**Collected data**
· · · · ·

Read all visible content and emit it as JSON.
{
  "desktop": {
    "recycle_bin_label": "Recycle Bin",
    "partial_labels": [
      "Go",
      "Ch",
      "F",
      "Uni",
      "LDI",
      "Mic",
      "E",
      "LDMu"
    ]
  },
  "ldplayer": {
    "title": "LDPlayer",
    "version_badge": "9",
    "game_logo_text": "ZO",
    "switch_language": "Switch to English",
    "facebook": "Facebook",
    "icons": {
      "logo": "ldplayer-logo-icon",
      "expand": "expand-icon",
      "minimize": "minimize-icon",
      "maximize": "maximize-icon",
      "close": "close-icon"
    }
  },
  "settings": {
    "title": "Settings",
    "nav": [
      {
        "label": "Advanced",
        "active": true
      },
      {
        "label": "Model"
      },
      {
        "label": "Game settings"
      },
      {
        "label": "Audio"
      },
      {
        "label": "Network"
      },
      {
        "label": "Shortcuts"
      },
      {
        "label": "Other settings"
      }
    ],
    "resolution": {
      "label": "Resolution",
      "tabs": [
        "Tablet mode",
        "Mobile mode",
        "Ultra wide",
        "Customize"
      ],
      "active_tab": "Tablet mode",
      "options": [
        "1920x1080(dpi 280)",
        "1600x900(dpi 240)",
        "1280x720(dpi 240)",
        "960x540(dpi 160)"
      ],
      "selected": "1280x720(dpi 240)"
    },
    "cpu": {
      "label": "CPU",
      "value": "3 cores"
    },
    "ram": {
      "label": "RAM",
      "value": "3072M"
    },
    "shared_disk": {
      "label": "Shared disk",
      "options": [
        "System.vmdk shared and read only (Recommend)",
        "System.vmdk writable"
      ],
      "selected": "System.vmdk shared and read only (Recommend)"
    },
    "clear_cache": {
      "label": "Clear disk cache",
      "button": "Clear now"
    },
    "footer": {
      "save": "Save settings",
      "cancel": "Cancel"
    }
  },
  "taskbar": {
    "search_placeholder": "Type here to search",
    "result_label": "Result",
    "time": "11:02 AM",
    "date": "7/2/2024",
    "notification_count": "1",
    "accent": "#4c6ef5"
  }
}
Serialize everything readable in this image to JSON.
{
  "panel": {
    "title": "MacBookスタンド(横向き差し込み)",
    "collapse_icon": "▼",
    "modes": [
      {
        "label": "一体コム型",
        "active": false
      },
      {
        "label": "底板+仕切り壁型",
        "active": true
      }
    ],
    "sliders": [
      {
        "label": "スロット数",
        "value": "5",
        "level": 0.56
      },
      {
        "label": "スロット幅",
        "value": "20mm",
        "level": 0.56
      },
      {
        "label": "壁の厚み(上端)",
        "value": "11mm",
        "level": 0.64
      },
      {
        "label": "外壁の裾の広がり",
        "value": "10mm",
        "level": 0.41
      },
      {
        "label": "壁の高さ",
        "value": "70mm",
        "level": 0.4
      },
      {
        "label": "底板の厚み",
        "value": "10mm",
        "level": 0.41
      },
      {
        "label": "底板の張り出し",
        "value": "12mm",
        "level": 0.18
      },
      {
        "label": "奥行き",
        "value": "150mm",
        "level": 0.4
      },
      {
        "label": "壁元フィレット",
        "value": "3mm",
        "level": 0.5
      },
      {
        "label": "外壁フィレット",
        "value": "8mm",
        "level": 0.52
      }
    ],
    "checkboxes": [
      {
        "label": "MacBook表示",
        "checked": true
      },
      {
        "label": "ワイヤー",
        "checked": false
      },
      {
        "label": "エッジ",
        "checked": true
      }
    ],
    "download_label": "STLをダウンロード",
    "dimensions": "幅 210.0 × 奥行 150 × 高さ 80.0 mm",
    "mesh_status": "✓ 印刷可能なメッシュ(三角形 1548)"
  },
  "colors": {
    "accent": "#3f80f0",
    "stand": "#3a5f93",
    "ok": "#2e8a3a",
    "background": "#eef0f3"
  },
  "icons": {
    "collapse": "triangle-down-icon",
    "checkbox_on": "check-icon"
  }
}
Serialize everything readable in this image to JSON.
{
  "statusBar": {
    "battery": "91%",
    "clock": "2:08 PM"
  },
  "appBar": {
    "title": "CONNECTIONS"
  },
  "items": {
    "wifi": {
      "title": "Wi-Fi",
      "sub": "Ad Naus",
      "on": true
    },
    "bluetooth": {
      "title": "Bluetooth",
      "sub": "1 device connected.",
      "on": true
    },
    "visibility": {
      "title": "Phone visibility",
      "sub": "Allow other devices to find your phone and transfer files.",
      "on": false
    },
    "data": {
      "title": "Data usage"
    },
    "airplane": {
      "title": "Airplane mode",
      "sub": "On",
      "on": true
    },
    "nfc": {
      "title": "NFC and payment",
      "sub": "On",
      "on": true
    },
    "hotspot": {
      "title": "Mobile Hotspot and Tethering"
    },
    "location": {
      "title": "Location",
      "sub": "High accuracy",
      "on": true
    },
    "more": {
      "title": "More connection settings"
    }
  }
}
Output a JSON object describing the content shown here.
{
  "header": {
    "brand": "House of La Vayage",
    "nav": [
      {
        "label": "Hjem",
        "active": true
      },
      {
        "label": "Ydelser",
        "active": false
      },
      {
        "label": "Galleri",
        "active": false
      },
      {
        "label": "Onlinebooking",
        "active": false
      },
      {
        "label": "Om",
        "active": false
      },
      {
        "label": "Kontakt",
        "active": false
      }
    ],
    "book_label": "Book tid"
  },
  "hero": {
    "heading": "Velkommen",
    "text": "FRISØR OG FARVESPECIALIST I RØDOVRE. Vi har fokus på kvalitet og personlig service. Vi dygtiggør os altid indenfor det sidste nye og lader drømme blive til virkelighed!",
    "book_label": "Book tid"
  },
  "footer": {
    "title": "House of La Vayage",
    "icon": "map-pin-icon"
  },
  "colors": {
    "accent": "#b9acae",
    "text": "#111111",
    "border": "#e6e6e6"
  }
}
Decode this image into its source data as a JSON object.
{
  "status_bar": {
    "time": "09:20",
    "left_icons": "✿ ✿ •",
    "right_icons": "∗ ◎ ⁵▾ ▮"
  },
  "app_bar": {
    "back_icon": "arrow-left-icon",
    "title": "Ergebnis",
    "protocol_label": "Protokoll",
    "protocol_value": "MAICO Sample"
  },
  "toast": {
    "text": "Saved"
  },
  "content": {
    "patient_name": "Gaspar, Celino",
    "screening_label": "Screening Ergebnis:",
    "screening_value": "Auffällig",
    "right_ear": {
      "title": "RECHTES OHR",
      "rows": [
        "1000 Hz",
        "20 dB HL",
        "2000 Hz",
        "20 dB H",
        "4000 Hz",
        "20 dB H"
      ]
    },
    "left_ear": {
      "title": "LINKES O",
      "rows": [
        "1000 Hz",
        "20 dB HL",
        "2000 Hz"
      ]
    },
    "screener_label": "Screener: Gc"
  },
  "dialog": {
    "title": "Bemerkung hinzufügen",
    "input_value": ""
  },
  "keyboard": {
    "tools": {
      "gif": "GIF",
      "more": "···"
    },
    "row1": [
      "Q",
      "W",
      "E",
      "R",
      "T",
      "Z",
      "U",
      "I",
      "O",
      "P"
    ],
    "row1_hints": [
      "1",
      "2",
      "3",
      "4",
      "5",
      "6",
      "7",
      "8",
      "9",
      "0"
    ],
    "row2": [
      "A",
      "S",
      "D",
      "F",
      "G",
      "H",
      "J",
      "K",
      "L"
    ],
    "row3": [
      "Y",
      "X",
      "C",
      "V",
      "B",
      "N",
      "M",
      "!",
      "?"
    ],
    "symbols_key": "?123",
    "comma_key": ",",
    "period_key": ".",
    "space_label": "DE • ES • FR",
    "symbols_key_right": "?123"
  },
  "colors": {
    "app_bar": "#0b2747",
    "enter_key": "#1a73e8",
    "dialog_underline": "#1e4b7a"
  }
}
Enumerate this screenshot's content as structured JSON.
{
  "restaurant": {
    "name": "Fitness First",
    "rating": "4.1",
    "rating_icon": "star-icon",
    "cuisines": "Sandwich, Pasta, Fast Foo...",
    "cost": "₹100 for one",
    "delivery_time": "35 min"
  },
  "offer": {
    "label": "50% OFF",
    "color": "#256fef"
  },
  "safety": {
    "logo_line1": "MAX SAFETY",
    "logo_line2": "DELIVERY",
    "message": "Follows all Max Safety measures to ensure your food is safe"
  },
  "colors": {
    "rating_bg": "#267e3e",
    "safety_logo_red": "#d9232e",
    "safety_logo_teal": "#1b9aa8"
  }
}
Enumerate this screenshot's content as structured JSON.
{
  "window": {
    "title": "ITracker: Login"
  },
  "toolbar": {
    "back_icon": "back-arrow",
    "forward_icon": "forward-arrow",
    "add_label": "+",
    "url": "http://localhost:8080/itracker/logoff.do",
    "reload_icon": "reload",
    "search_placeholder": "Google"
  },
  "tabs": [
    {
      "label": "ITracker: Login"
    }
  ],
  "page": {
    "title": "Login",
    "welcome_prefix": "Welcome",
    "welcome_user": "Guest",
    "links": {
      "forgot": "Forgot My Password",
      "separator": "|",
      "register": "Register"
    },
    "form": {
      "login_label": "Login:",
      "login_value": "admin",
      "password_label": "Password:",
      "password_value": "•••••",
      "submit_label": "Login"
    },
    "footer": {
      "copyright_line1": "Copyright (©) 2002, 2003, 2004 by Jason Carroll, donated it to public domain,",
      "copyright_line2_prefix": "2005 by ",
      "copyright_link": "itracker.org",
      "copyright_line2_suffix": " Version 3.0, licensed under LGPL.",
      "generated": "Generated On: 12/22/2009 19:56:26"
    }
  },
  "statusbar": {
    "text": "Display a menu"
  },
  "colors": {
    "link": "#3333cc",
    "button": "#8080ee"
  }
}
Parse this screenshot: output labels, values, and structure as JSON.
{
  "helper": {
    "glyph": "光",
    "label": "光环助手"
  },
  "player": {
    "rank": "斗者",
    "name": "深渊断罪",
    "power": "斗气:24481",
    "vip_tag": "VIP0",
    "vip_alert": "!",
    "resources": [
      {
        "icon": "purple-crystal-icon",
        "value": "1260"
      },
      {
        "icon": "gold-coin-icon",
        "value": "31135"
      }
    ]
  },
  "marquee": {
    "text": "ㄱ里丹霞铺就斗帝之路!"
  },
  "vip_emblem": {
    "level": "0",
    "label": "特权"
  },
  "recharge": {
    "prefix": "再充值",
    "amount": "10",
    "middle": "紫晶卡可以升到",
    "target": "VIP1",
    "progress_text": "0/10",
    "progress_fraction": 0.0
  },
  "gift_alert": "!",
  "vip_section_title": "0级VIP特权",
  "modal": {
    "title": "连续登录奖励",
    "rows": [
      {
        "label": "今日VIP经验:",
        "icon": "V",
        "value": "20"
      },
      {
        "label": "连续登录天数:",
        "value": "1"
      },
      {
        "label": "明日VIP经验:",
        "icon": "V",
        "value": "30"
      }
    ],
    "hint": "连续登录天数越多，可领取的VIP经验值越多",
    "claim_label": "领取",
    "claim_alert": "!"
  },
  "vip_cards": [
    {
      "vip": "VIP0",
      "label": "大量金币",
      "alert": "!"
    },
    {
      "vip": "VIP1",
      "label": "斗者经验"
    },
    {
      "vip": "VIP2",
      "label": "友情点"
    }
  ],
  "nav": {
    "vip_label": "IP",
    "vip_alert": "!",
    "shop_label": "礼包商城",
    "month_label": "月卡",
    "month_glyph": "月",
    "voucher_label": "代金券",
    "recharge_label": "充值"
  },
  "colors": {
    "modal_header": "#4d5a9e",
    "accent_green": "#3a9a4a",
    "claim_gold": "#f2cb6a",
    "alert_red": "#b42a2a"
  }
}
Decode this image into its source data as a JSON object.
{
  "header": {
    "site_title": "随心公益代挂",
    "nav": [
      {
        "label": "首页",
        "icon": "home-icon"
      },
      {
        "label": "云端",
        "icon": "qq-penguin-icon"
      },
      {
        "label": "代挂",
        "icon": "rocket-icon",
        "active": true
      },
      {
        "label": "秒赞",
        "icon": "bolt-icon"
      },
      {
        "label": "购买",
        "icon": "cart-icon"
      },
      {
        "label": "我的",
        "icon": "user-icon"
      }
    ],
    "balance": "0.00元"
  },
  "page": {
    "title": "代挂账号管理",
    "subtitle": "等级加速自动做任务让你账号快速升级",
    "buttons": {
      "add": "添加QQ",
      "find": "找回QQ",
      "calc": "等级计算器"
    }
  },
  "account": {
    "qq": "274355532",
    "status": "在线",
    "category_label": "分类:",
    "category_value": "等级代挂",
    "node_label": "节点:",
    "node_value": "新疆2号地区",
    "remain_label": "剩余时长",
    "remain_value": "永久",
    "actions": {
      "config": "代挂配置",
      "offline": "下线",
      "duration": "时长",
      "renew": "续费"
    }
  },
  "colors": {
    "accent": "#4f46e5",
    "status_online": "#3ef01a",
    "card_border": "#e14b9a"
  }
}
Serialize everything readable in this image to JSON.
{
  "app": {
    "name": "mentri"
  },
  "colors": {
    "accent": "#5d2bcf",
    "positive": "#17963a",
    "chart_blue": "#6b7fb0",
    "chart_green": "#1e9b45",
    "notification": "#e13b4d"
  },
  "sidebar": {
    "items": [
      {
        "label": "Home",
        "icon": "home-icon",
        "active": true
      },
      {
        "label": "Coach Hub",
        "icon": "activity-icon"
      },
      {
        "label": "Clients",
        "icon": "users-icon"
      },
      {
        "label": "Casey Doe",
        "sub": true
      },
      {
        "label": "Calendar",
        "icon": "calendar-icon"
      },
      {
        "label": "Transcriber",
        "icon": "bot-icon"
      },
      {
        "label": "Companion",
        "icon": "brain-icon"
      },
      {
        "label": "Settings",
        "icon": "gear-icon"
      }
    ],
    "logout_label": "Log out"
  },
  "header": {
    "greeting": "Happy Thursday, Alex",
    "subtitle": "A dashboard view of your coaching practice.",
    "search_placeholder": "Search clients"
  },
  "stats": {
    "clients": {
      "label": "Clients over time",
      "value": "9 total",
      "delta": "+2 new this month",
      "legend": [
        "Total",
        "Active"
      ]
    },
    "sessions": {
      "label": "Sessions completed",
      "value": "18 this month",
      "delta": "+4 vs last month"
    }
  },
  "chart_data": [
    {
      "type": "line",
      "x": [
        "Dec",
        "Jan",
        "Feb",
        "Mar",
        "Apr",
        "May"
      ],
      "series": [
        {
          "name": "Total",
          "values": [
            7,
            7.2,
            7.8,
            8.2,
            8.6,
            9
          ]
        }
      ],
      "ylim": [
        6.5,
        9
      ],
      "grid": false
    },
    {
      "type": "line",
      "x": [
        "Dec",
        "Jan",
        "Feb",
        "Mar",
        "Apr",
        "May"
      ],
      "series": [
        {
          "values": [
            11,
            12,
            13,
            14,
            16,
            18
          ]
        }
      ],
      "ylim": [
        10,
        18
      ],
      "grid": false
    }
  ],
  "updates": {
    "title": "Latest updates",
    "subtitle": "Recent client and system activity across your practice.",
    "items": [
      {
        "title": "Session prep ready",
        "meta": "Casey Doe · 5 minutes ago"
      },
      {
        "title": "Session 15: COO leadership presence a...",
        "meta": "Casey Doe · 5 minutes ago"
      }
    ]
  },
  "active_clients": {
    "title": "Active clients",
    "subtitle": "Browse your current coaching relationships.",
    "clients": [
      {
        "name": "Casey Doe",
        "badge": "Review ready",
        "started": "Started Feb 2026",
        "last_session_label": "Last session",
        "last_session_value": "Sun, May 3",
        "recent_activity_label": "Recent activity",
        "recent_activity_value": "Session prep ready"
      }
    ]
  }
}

· · · · ·

**Your goal**
Gather each line in these records that contains the string "level".

**Result for this task**
        "level": 0.56
        "level": 0.56
        "level": 0.64
        "level": 0.41
        "level": 0.4
        "level": 0.41
        "level": 0.18
        "level": 0.4
        "level": 0.5
        "level": 0.52
    "level": "0",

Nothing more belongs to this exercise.